- [What is needed]: Type out the complete listing below word for word, without its pictures.

━━━ Input rows

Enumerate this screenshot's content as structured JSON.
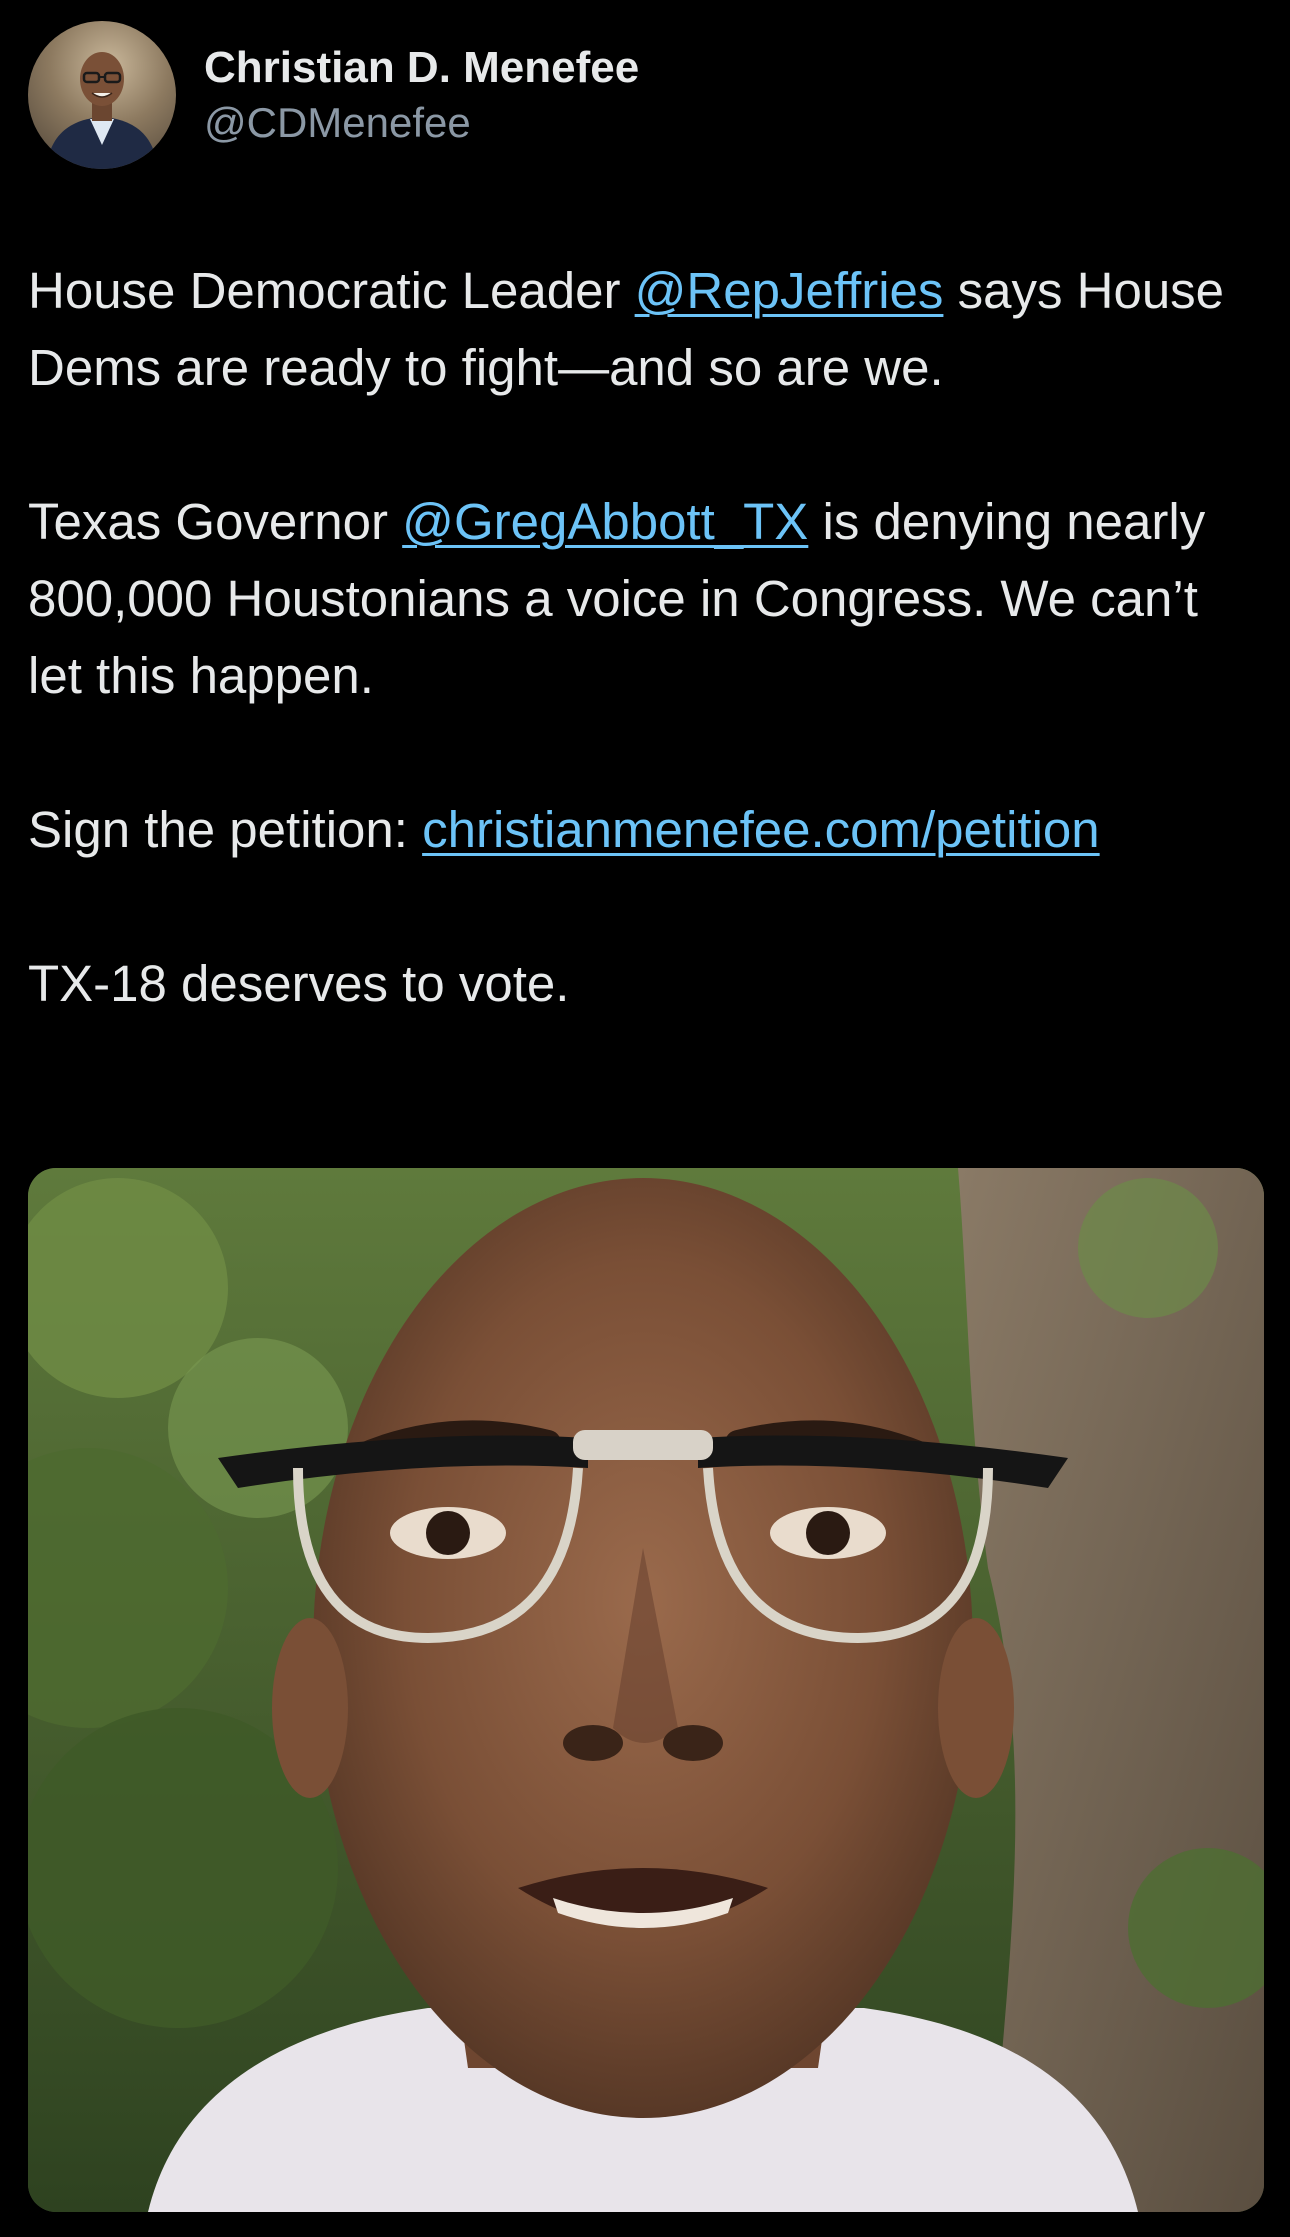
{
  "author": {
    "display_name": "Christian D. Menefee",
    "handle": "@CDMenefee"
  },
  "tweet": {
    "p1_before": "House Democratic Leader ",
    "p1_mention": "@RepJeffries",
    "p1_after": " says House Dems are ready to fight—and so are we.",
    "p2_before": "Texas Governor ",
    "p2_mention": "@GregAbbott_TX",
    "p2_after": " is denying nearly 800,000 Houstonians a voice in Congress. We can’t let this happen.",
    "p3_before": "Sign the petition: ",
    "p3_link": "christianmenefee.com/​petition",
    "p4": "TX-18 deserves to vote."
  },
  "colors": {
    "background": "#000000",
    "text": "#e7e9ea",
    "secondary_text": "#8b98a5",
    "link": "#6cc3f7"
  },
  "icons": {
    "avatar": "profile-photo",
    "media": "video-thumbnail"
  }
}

━━━━━━

- [Completed task]:
Enumerate this screenshot's content as structured JSON.
{
  "author": {
    "display_name": "Christian D. Menefee",
    "handle": "@CDMenefee"
  },
  "tweet": {
    "p1_before": "House Democratic Leader ",
    "p1_mention": "@RepJeffries",
    "p1_after": " says House Dems are ready to fight—and so are we.",
    "p2_before": "Texas Governor ",
    "p2_mention": "@GregAbbott_TX",
    "p2_after": " is denying nearly 800,000 Houstonians a voice in Congress. We can’t let this happen.",
    "p3_before": "Sign the petition: ",
    "p3_link": "christianmenefee.com/​petition",
    "p4": "TX-18 deserves to vote."
  },
  "colors": {
    "background": "#000000",
    "text": "#e7e9ea",
    "secondary_text": "#8b98a5",
    "link": "#6cc3f7"
  },
  "icons": {
    "avatar": "profile-photo",
    "media": "video-thumbnail"
  }
}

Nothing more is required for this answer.